> [TASK DESCRIPTION] Print the entries that appear below, exactly as written and without their pictures.

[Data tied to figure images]
━━━━━━━━━━━━━━━━━━━━

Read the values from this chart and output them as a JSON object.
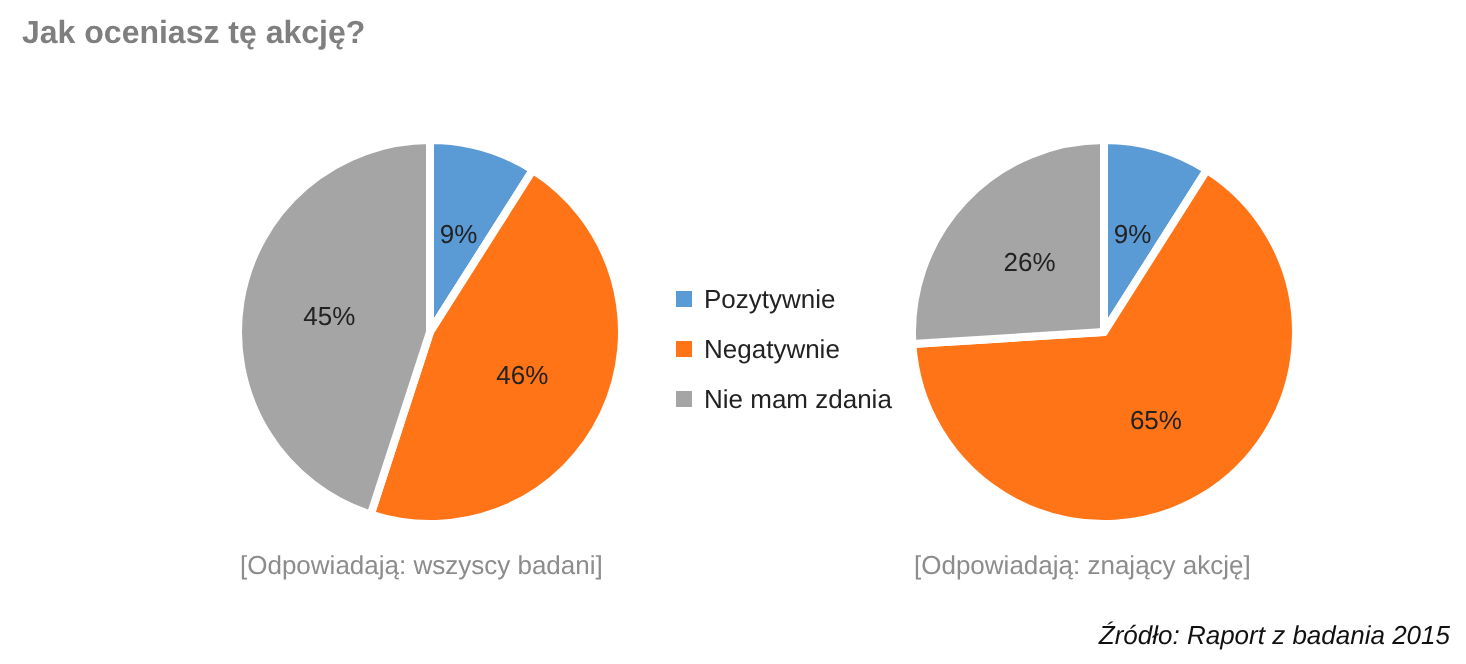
{
  "chart_data": [
    {
      "type": "pie",
      "title": "Jak oceniasz tę akcję?",
      "categories": [
        "Pozytywnie",
        "Negatywnie",
        "Nie mam zdania"
      ],
      "values": [
        9,
        46,
        45
      ],
      "value_labels": [
        "9%",
        "46%",
        "45%"
      ],
      "colors": [
        "#5b9bd5",
        "#ff7417",
        "#a5a5a5"
      ],
      "legend": "right",
      "annotations": [
        "[Odpowiadają: wszyscy badani]"
      ]
    },
    {
      "type": "pie",
      "categories": [
        null,
        null,
        null
      ],
      "values": [
        9,
        65,
        26
      ],
      "value_labels": [
        "9%",
        "65%",
        "26%"
      ],
      "colors": [
        "#5b9bd5",
        "#ff7417",
        "#a5a5a5"
      ],
      "legend": false,
      "annotations": [
        "[Odpowiadają: znający akcję]",
        "Źródło: Raport z badania 2015"
      ]
    }
  ]
}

━━━━━━━━━━━━━━━━━━━━

> [TASK SOLUTION]
Read the values from this chart and output them as a JSON object.
{
  "chart_data": [
    {
      "type": "pie",
      "title": "Jak oceniasz tę akcję?",
      "categories": [
        "Pozytywnie",
        "Negatywnie",
        "Nie mam zdania"
      ],
      "values": [
        9,
        46,
        45
      ],
      "value_labels": [
        "9%",
        "46%",
        "45%"
      ],
      "colors": [
        "#5b9bd5",
        "#ff7417",
        "#a5a5a5"
      ],
      "legend": "right",
      "annotations": [
        "[Odpowiadają: wszyscy badani]"
      ]
    },
    {
      "type": "pie",
      "categories": [
        null,
        null,
        null
      ],
      "values": [
        9,
        65,
        26
      ],
      "value_labels": [
        "9%",
        "65%",
        "26%"
      ],
      "colors": [
        "#5b9bd5",
        "#ff7417",
        "#a5a5a5"
      ],
      "legend": false,
      "annotations": [
        "[Odpowiadają: znający akcję]",
        "Źródło: Raport z badania 2015"
      ]
    }
  ]
}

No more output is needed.